--- SET EXERCISE ---
Write the data out again, character for character, with no images.

++++++++

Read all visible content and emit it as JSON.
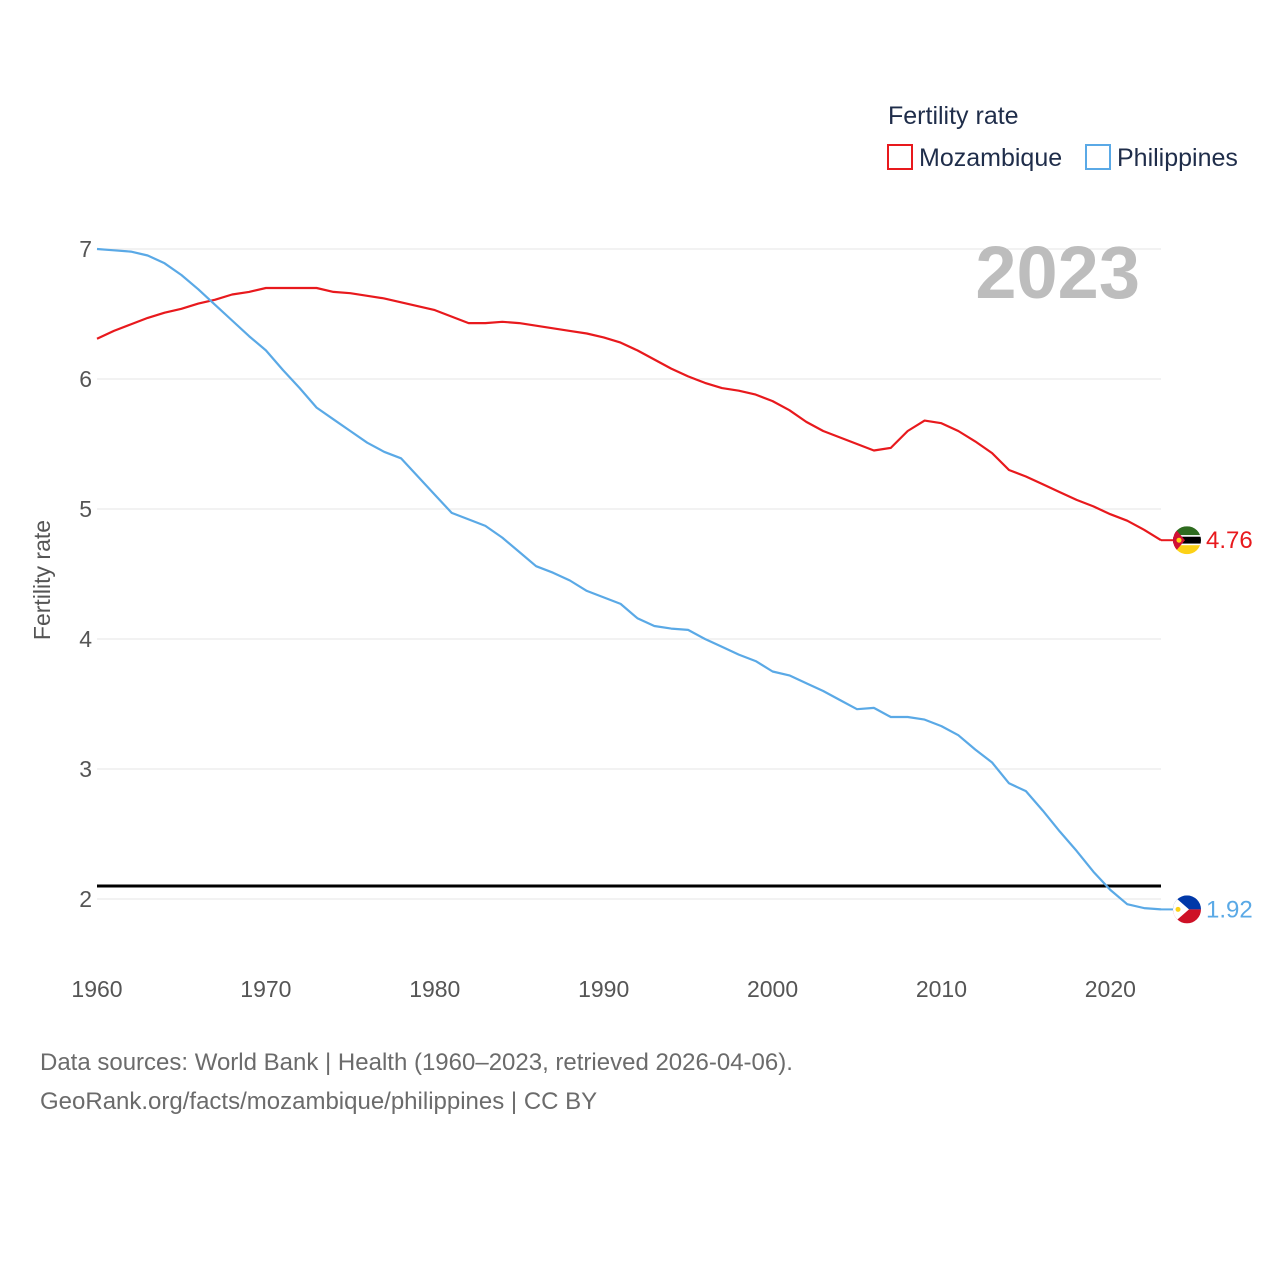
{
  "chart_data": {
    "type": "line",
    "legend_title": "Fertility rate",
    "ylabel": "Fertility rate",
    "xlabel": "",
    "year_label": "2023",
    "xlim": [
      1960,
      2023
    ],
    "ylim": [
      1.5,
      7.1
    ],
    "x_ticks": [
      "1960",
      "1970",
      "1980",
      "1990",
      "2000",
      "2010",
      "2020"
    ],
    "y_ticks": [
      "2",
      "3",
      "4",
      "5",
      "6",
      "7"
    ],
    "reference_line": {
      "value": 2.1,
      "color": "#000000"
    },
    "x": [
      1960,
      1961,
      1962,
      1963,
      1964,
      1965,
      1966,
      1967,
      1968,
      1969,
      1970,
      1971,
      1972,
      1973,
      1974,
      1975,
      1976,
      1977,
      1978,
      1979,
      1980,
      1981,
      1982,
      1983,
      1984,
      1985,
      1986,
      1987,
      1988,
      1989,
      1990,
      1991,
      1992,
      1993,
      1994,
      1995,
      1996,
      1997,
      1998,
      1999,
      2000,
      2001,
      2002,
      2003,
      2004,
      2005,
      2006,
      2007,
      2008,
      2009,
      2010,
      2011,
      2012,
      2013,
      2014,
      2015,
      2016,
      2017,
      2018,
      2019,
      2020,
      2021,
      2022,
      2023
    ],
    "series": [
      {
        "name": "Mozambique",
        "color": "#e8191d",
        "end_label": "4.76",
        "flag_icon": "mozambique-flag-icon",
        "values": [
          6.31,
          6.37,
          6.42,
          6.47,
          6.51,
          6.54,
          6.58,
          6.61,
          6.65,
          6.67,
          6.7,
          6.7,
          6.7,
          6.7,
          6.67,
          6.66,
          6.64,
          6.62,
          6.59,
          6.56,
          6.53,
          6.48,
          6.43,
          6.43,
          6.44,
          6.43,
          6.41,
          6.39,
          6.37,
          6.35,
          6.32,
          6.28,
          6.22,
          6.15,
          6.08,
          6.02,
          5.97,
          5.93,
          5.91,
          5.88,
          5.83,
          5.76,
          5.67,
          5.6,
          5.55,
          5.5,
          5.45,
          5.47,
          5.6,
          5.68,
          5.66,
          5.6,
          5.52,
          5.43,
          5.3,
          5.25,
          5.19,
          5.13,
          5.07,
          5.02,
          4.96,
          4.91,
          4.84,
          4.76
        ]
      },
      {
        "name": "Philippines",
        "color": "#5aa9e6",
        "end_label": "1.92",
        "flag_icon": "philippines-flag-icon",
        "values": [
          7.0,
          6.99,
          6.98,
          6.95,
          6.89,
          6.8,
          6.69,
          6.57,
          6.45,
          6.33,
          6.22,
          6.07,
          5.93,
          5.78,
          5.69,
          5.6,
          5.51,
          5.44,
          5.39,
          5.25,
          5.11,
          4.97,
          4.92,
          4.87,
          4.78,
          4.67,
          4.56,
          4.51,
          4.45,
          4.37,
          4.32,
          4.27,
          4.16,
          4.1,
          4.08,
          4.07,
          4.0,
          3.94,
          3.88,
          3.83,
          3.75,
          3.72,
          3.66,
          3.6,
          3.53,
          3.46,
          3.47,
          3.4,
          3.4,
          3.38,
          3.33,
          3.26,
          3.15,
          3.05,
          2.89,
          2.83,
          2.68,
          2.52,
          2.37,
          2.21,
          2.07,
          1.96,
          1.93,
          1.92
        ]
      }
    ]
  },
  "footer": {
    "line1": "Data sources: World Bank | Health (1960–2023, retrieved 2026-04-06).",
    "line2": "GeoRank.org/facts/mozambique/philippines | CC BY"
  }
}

++++++++

--- RESULT FOR THIS TASK ---
Read all visible content and emit it as JSON.
{
  "chart_data": {
    "type": "line",
    "legend_title": "Fertility rate",
    "ylabel": "Fertility rate",
    "xlabel": "",
    "year_label": "2023",
    "xlim": [
      1960,
      2023
    ],
    "ylim": [
      1.5,
      7.1
    ],
    "x_ticks": [
      "1960",
      "1970",
      "1980",
      "1990",
      "2000",
      "2010",
      "2020"
    ],
    "y_ticks": [
      "2",
      "3",
      "4",
      "5",
      "6",
      "7"
    ],
    "reference_line": {
      "value": 2.1,
      "color": "#000000"
    },
    "x": [
      1960,
      1961,
      1962,
      1963,
      1964,
      1965,
      1966,
      1967,
      1968,
      1969,
      1970,
      1971,
      1972,
      1973,
      1974,
      1975,
      1976,
      1977,
      1978,
      1979,
      1980,
      1981,
      1982,
      1983,
      1984,
      1985,
      1986,
      1987,
      1988,
      1989,
      1990,
      1991,
      1992,
      1993,
      1994,
      1995,
      1996,
      1997,
      1998,
      1999,
      2000,
      2001,
      2002,
      2003,
      2004,
      2005,
      2006,
      2007,
      2008,
      2009,
      2010,
      2011,
      2012,
      2013,
      2014,
      2015,
      2016,
      2017,
      2018,
      2019,
      2020,
      2021,
      2022,
      2023
    ],
    "series": [
      {
        "name": "Mozambique",
        "color": "#e8191d",
        "end_label": "4.76",
        "flag_icon": "mozambique-flag-icon",
        "values": [
          6.31,
          6.37,
          6.42,
          6.47,
          6.51,
          6.54,
          6.58,
          6.61,
          6.65,
          6.67,
          6.7,
          6.7,
          6.7,
          6.7,
          6.67,
          6.66,
          6.64,
          6.62,
          6.59,
          6.56,
          6.53,
          6.48,
          6.43,
          6.43,
          6.44,
          6.43,
          6.41,
          6.39,
          6.37,
          6.35,
          6.32,
          6.28,
          6.22,
          6.15,
          6.08,
          6.02,
          5.97,
          5.93,
          5.91,
          5.88,
          5.83,
          5.76,
          5.67,
          5.6,
          5.55,
          5.5,
          5.45,
          5.47,
          5.6,
          5.68,
          5.66,
          5.6,
          5.52,
          5.43,
          5.3,
          5.25,
          5.19,
          5.13,
          5.07,
          5.02,
          4.96,
          4.91,
          4.84,
          4.76
        ]
      },
      {
        "name": "Philippines",
        "color": "#5aa9e6",
        "end_label": "1.92",
        "flag_icon": "philippines-flag-icon",
        "values": [
          7.0,
          6.99,
          6.98,
          6.95,
          6.89,
          6.8,
          6.69,
          6.57,
          6.45,
          6.33,
          6.22,
          6.07,
          5.93,
          5.78,
          5.69,
          5.6,
          5.51,
          5.44,
          5.39,
          5.25,
          5.11,
          4.97,
          4.92,
          4.87,
          4.78,
          4.67,
          4.56,
          4.51,
          4.45,
          4.37,
          4.32,
          4.27,
          4.16,
          4.1,
          4.08,
          4.07,
          4.0,
          3.94,
          3.88,
          3.83,
          3.75,
          3.72,
          3.66,
          3.6,
          3.53,
          3.46,
          3.47,
          3.4,
          3.4,
          3.38,
          3.33,
          3.26,
          3.15,
          3.05,
          2.89,
          2.83,
          2.68,
          2.52,
          2.37,
          2.21,
          2.07,
          1.96,
          1.93,
          1.92
        ]
      }
    ]
  },
  "footer": {
    "line1": "Data sources: World Bank | Health (1960–2023, retrieved 2026-04-06).",
    "line2": "GeoRank.org/facts/mozambique/philippines | CC BY"
  }
}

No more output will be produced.